=== Goal of the exercise ===
Output the entries word for word. Omit images.

BEGIN Records provided

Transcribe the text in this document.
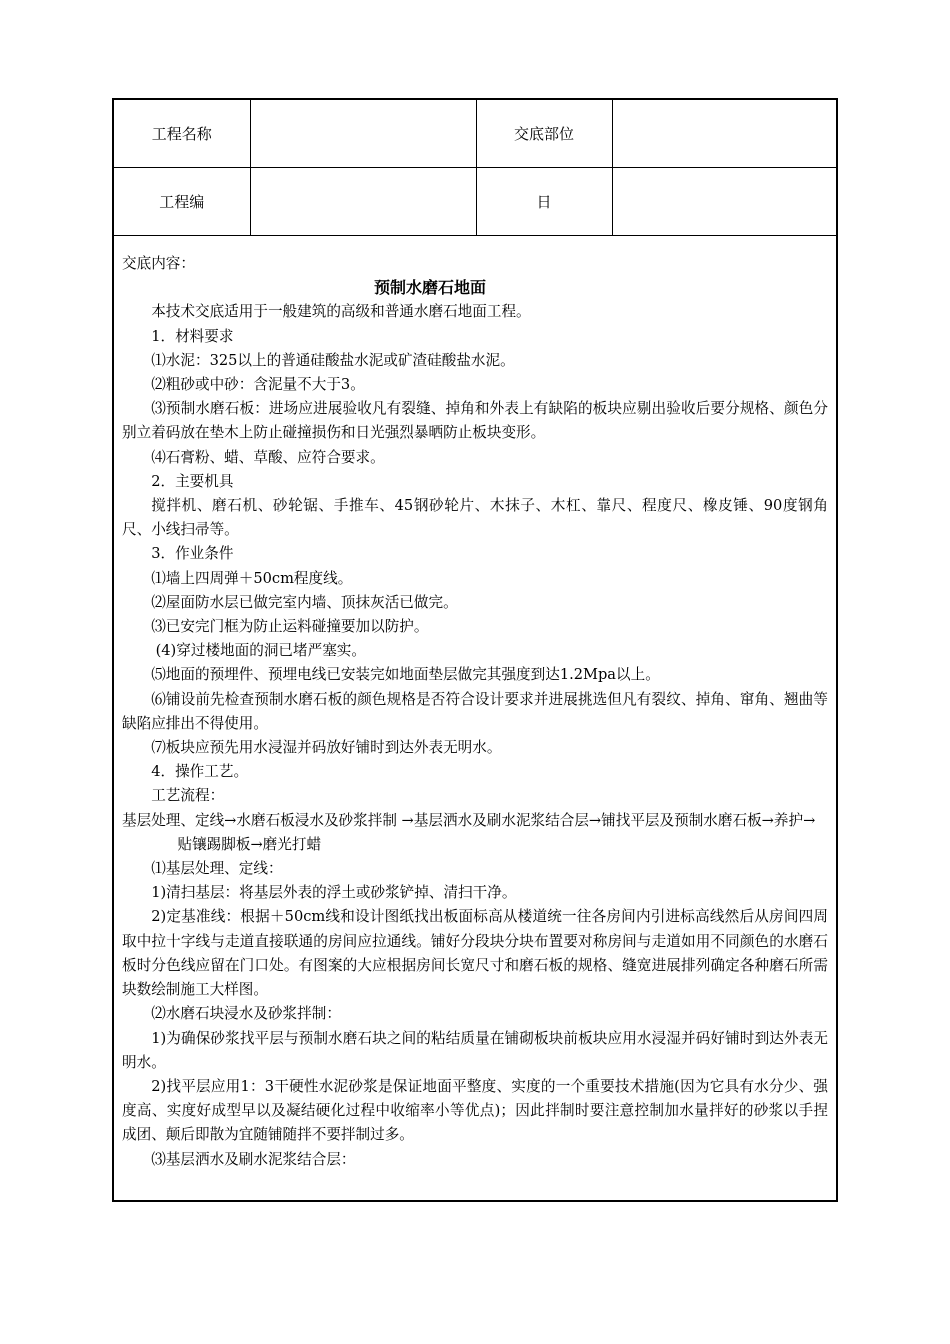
工程名称		交底部位	
工程编		日	

交底内容：

预制水磨石地面

本技术交底适用于一般建筑的高级和普通水磨石地面工程。

1．材料要求

⑴水泥：325以上的普通硅酸盐水泥或矿渣硅酸盐水泥。

⑵粗砂或中砂：含泥量不大于3。

⑶预制水磨石板：进场应进展验收凡有裂缝、掉角和外表上有缺陷的板块应剔出验收后要分规格、颜色分别立着码放在垫木上防止碰撞损伤和日光强烈暴晒防止板块变形。

⑷石膏粉、蜡、草酸、应符合要求。

2．主要机具

搅拌机、磨石机、砂轮锯、手推车、45钢砂轮片、木抹子、木杠、靠尺、程度尺、橡皮锤、90度钢角尺、小线扫帚等。

3．作业条件

⑴墙上四周弹＋50cm程度线。

⑵屋面防水层已做完室内墙、顶抹灰活已做完。

⑶已安完门框为防止运料碰撞要加以防护。

(4)穿过楼地面的洞已堵严塞实。

⑸地面的预埋件、预埋电线已安装完如地面垫层做完其强度到达1.2Mpa以上。

⑹铺设前先检查预制水磨石板的颜色规格是否符合设计要求并进展挑选但凡有裂纹、掉角、窜角、翘曲等缺陷应排出不得使用。

⑺板块应预先用水浸湿并码放好铺时到达外表无明水。

4．操作工艺。

工艺流程：

基层处理、定线→水磨石板浸水及砂浆拌制 →基层洒水及刷水泥浆结合层→铺找平层及预制水磨石板→养护→贴镶踢脚板→磨光打蜡

⑴基层处理、定线：

1)清扫基层：将基层外表的浮土或砂浆铲掉、清扫干净。

2)定基准线：根据＋50cm线和设计图纸找出板面标高从楼道统一往各房间内引进标高线然后从房间四周取中拉十字线与走道直接联通的房间应拉通线。铺好分段块分块布置要对称房间与走道如用不同颜色的水磨石板时分色线应留在门口处。有图案的大应根据房间长宽尺寸和磨石板的规格、缝宽进展排列确定各种磨石所需块数绘制施工大样图。

⑵水磨石块浸水及砂浆拌制：

1)为确保砂浆找平层与预制水磨石块之间的粘结质量在铺砌板块前板块应用水浸湿并码好铺时到达外表无明水。

2)找平层应用1：3干硬性水泥砂浆是保证地面平整度、实度的一个重要技术措施(因为它具有水分少、强度高、实度好成型早以及凝结硬化过程中收缩率小等优点)；因此拌制时要注意控制加水量拌好的砂浆以手捏成团、颠后即散为宜随铺随拌不要拌制过多。

⑶基层洒水及刷水泥浆结合层：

END Records provided

=== Solved problem ===
Transcribe the text in this document.
工程名称		交底部位	
工程编		日	

交底内容：

预制水磨石地面

本技术交底适用于一般建筑的高级和普通水磨石地面工程。

1．材料要求

⑴水泥：325以上的普通硅酸盐水泥或矿渣硅酸盐水泥。

⑵粗砂或中砂：含泥量不大于3。

⑶预制水磨石板：进场应进展验收凡有裂缝、掉角和外表上有缺陷的板块应剔出验收后要分规格、颜色分别立着码放在垫木上防止碰撞损伤和日光强烈暴晒防止板块变形。

⑷石膏粉、蜡、草酸、应符合要求。

2．主要机具

搅拌机、磨石机、砂轮锯、手推车、45钢砂轮片、木抹子、木杠、靠尺、程度尺、橡皮锤、90度钢角尺、小线扫帚等。

3．作业条件

⑴墙上四周弹＋50cm程度线。

⑵屋面防水层已做完室内墙、顶抹灰活已做完。

⑶已安完门框为防止运料碰撞要加以防护。

(4)穿过楼地面的洞已堵严塞实。

⑸地面的预埋件、预埋电线已安装完如地面垫层做完其强度到达1.2Mpa以上。

⑹铺设前先检查预制水磨石板的颜色规格是否符合设计要求并进展挑选但凡有裂纹、掉角、窜角、翘曲等缺陷应排出不得使用。

⑺板块应预先用水浸湿并码放好铺时到达外表无明水。

4．操作工艺。

工艺流程：

基层处理、定线→水磨石板浸水及砂浆拌制 →基层洒水及刷水泥浆结合层→铺找平层及预制水磨石板→养护→贴镶踢脚板→磨光打蜡

⑴基层处理、定线：

1)清扫基层：将基层外表的浮土或砂浆铲掉、清扫干净。

2)定基准线：根据＋50cm线和设计图纸找出板面标高从楼道统一往各房间内引进标高线然后从房间四周取中拉十字线与走道直接联通的房间应拉通线。铺好分段块分块布置要对称房间与走道如用不同颜色的水磨石板时分色线应留在门口处。有图案的大应根据房间长宽尺寸和磨石板的规格、缝宽进展排列确定各种磨石所需块数绘制施工大样图。

⑵水磨石块浸水及砂浆拌制：

1)为确保砂浆找平层与预制水磨石块之间的粘结质量在铺砌板块前板块应用水浸湿并码好铺时到达外表无明水。

2)找平层应用1：3干硬性水泥砂浆是保证地面平整度、实度的一个重要技术措施(因为它具有水分少、强度高、实度好成型早以及凝结硬化过程中收缩率小等优点)；因此拌制时要注意控制加水量拌好的砂浆以手捏成团、颠后即散为宜随铺随拌不要拌制过多。

⑶基层洒水及刷水泥浆结合层：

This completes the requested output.